> RECORDS TO PROCESS:
-- Begin --

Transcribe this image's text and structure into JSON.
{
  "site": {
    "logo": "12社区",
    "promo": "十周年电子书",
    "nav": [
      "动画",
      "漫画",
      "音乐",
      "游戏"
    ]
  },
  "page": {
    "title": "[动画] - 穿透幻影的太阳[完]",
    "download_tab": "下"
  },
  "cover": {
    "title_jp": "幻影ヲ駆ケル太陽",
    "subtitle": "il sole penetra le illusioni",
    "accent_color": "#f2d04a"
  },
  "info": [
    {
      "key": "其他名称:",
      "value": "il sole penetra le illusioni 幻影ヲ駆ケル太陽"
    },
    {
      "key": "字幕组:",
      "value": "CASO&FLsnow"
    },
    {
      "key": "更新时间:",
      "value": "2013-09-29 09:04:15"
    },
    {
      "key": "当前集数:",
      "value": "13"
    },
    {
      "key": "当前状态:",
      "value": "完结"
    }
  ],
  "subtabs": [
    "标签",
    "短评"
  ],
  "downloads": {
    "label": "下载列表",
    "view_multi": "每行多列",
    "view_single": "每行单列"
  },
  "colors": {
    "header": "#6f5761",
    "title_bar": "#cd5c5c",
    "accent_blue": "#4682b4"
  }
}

-- End --

> WHAT TO WORK ON:
Extract the full set of entries word for word.

> RESPONSE TO THE TASK:
Transcribe this image's text and structure into JSON.
{
  "site": {
    "logo": "12社区",
    "promo": "十周年电子书",
    "nav": [
      "动画",
      "漫画",
      "音乐",
      "游戏"
    ]
  },
  "page": {
    "title": "[动画] - 穿透幻影的太阳[完]",
    "download_tab": "下"
  },
  "cover": {
    "title_jp": "幻影ヲ駆ケル太陽",
    "subtitle": "il sole penetra le illusioni",
    "accent_color": "#f2d04a"
  },
  "info": [
    {
      "key": "其他名称:",
      "value": "il sole penetra le illusioni 幻影ヲ駆ケル太陽"
    },
    {
      "key": "字幕组:",
      "value": "CASO&FLsnow"
    },
    {
      "key": "更新时间:",
      "value": "2013-09-29 09:04:15"
    },
    {
      "key": "当前集数:",
      "value": "13"
    },
    {
      "key": "当前状态:",
      "value": "完结"
    }
  ],
  "subtabs": [
    "标签",
    "短评"
  ],
  "downloads": {
    "label": "下载列表",
    "view_multi": "每行多列",
    "view_single": "每行单列"
  },
  "colors": {
    "header": "#6f5761",
    "title_bar": "#cd5c5c",
    "accent_blue": "#4682b4"
  }
}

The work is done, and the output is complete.